Task prompt – All entries must be extracted exactly, with nothing added or dropped.

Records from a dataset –
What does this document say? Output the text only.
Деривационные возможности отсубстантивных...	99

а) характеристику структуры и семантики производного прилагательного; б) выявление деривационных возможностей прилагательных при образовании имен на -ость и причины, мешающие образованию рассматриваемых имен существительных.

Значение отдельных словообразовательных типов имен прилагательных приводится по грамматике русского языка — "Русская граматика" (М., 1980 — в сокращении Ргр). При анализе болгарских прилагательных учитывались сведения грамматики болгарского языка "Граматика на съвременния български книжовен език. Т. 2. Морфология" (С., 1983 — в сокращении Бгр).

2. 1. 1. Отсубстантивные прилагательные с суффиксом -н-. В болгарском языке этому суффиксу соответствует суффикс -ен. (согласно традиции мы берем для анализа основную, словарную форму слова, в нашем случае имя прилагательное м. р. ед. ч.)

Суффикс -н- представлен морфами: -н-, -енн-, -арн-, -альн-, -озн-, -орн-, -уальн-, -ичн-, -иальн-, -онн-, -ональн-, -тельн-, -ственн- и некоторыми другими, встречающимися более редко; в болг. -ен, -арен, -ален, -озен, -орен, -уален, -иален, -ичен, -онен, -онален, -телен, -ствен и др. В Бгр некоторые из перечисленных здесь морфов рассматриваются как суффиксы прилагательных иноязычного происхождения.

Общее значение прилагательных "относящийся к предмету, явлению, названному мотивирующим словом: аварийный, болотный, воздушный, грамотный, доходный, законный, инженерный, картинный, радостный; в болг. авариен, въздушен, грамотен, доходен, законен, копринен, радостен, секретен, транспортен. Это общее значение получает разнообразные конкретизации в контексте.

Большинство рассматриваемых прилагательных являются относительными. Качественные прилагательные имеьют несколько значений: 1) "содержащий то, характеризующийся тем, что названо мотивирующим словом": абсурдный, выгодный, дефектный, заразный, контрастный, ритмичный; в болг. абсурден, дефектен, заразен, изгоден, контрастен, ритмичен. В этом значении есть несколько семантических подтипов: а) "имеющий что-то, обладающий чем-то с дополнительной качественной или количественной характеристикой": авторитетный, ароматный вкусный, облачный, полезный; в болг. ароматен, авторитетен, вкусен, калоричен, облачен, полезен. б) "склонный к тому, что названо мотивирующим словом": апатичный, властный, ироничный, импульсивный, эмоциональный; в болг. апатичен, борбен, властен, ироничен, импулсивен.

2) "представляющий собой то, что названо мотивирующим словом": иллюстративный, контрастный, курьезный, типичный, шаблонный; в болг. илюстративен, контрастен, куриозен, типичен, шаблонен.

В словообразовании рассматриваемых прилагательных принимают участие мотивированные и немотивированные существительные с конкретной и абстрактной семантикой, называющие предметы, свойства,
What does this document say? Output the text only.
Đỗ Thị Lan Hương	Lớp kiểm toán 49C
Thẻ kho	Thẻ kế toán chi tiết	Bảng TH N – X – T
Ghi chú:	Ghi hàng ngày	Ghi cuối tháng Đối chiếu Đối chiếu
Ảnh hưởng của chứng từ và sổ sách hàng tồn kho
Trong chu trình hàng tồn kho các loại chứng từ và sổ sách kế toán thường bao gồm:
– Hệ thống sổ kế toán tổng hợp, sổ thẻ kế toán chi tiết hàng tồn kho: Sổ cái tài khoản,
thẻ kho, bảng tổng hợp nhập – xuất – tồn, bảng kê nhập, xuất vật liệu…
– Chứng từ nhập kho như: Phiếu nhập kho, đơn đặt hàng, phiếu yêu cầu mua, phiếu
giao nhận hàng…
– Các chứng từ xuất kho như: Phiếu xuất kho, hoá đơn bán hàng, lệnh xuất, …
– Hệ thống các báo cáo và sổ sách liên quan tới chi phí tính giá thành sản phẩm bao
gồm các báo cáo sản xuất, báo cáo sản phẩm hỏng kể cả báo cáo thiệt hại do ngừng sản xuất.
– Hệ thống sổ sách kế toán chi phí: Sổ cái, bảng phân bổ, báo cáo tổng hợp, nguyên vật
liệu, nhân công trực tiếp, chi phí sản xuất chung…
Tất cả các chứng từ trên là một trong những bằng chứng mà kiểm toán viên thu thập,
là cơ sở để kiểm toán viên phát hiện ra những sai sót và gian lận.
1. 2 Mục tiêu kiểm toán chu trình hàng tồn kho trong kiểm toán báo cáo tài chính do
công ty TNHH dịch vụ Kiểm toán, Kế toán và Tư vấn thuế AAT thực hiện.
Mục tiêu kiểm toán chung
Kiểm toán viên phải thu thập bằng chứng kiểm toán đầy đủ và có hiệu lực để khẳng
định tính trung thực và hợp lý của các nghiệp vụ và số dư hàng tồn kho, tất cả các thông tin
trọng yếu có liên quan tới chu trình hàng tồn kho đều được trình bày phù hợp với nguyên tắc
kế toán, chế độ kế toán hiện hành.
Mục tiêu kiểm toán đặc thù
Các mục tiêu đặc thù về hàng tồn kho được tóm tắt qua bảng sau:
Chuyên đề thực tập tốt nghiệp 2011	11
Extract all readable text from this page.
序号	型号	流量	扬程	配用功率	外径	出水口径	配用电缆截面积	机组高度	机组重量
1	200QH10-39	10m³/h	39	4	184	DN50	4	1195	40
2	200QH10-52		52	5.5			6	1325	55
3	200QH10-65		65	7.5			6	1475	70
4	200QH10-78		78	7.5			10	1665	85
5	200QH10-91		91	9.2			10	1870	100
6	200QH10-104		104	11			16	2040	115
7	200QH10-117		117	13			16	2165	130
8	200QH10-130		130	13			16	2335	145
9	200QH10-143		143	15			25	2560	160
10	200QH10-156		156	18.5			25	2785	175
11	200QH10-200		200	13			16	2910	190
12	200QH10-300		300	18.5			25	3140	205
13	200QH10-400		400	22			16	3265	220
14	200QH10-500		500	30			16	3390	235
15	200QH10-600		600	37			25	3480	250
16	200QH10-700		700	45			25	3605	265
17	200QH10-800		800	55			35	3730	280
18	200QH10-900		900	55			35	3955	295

Full output –
What does this document say? Output the text only.
Деривационные возможности отсубстантивных...	99

а) характеристику структуры и семантики производного прилагательного; б) выявление деривационных возможностей прилагательных при образовании имен на -ость и причины, мешающие образованию рассматриваемых имен существительных.

Значение отдельных словообразовательных типов имен прилагательных приводится по грамматике русского языка — "Русская граматика" (М., 1980 — в сокращении Ргр). При анализе болгарских прилагательных учитывались сведения грамматики болгарского языка "Граматика на съвременния български книжовен език. Т. 2. Морфология" (С., 1983 — в сокращении Бгр).

2. 1. 1. Отсубстантивные прилагательные с суффиксом -н-. В болгарском языке этому суффиксу соответствует суффикс -ен. (согласно традиции мы берем для анализа основную, словарную форму слова, в нашем случае имя прилагательное м. р. ед. ч.)

Суффикс -н- представлен морфами: -н-, -енн-, -арн-, -альн-, -озн-, -орн-, -уальн-, -ичн-, -иальн-, -онн-, -ональн-, -тельн-, -ственн- и некоторыми другими, встречающимися более редко; в болг. -ен, -арен, -ален, -озен, -орен, -уален, -иален, -ичен, -онен, -онален, -телен, -ствен и др. В Бгр некоторые из перечисленных здесь морфов рассматриваются как суффиксы прилагательных иноязычного происхождения.

Общее значение прилагательных "относящийся к предмету, явлению, названному мотивирующим словом: аварийный, болотный, воздушный, грамотный, доходный, законный, инженерный, картинный, радостный; в болг. авариен, въздушен, грамотен, доходен, законен, копринен, радостен, секретен, транспортен. Это общее значение получает разнообразные конкретизации в контексте.

Большинство рассматриваемых прилагательных являются относительными. Качественные прилагательные имеьют несколько значений: 1) "содержащий то, характеризующийся тем, что названо мотивирующим словом": абсурдный, выгодный, дефектный, заразный, контрастный, ритмичный; в болг. абсурден, дефектен, заразен, изгоден, контрастен, ритмичен. В этом значении есть несколько семантических подтипов: а) "имеющий что-то, обладающий чем-то с дополнительной качественной или количественной характеристикой": авторитетный, ароматный вкусный, облачный, полезный; в болг. ароматен, авторитетен, вкусен, калоричен, облачен, полезен. б) "склонный к тому, что названо мотивирующим словом": апатичный, властный, ироничный, импульсивный, эмоциональный; в болг. апатичен, борбен, властен, ироничен, импулсивен.

2) "представляющий собой то, что названо мотивирующим словом": иллюстративный, контрастный, курьезный, типичный, шаблонный; в болг. илюстративен, контрастен, куриозен, типичен, шаблонен.

В словообразовании рассматриваемых прилагательных принимают участие мотивированные и немотивированные существительные с конкретной и абстрактной семантикой, называющие предметы, свойства,
What does this document say? Output the text only.
Đỗ Thị Lan Hương	Lớp kiểm toán 49C
Thẻ kho	Thẻ kế toán chi tiết	Bảng TH N – X – T
Ghi chú:	Ghi hàng ngày	Ghi cuối tháng Đối chiếu Đối chiếu
Ảnh hưởng của chứng từ và sổ sách hàng tồn kho
Trong chu trình hàng tồn kho các loại chứng từ và sổ sách kế toán thường bao gồm:
– Hệ thống sổ kế toán tổng hợp, sổ thẻ kế toán chi tiết hàng tồn kho: Sổ cái tài khoản,
thẻ kho, bảng tổng hợp nhập – xuất – tồn, bảng kê nhập, xuất vật liệu…
– Chứng từ nhập kho như: Phiếu nhập kho, đơn đặt hàng, phiếu yêu cầu mua, phiếu
giao nhận hàng…
– Các chứng từ xuất kho như: Phiếu xuất kho, hoá đơn bán hàng, lệnh xuất, …
– Hệ thống các báo cáo và sổ sách liên quan tới chi phí tính giá thành sản phẩm bao
gồm các báo cáo sản xuất, báo cáo sản phẩm hỏng kể cả báo cáo thiệt hại do ngừng sản xuất.
– Hệ thống sổ sách kế toán chi phí: Sổ cái, bảng phân bổ, báo cáo tổng hợp, nguyên vật
liệu, nhân công trực tiếp, chi phí sản xuất chung…
Tất cả các chứng từ trên là một trong những bằng chứng mà kiểm toán viên thu thập,
là cơ sở để kiểm toán viên phát hiện ra những sai sót và gian lận.
1. 2 Mục tiêu kiểm toán chu trình hàng tồn kho trong kiểm toán báo cáo tài chính do
công ty TNHH dịch vụ Kiểm toán, Kế toán và Tư vấn thuế AAT thực hiện.
Mục tiêu kiểm toán chung
Kiểm toán viên phải thu thập bằng chứng kiểm toán đầy đủ và có hiệu lực để khẳng
định tính trung thực và hợp lý của các nghiệp vụ và số dư hàng tồn kho, tất cả các thông tin
trọng yếu có liên quan tới chu trình hàng tồn kho đều được trình bày phù hợp với nguyên tắc
kế toán, chế độ kế toán hiện hành.
Mục tiêu kiểm toán đặc thù
Các mục tiêu đặc thù về hàng tồn kho được tóm tắt qua bảng sau:
Chuyên đề thực tập tốt nghiệp 2011	11
Extract all readable text from this page.
序号	型号	流量	扬程	配用功率	外径	出水口径	配用电缆截面积	机组高度	机组重量
1	200QH10-39	10m³/h	39	4	184	DN50	4	1195	40
2	200QH10-52		52	5.5			6	1325	55
3	200QH10-65		65	7.5			6	1475	70
4	200QH10-78		78	7.5			10	1665	85
5	200QH10-91		91	9.2			10	1870	100
6	200QH10-104		104	11			16	2040	115
7	200QH10-117		117	13			16	2165	130
8	200QH10-130		130	13			16	2335	145
9	200QH10-143		143	15			25	2560	160
10	200QH10-156		156	18.5			25	2785	175
11	200QH10-200		200	13			16	2910	190
12	200QH10-300		300	18.5			25	3140	205
13	200QH10-400		400	22			16	3265	220
14	200QH10-500		500	30			16	3390	235
15	200QH10-600		600	37			25	3480	250
16	200QH10-700		700	45			25	3605	265
17	200QH10-800		800	55			35	3730	280
18	200QH10-900		900	55			35	3955	295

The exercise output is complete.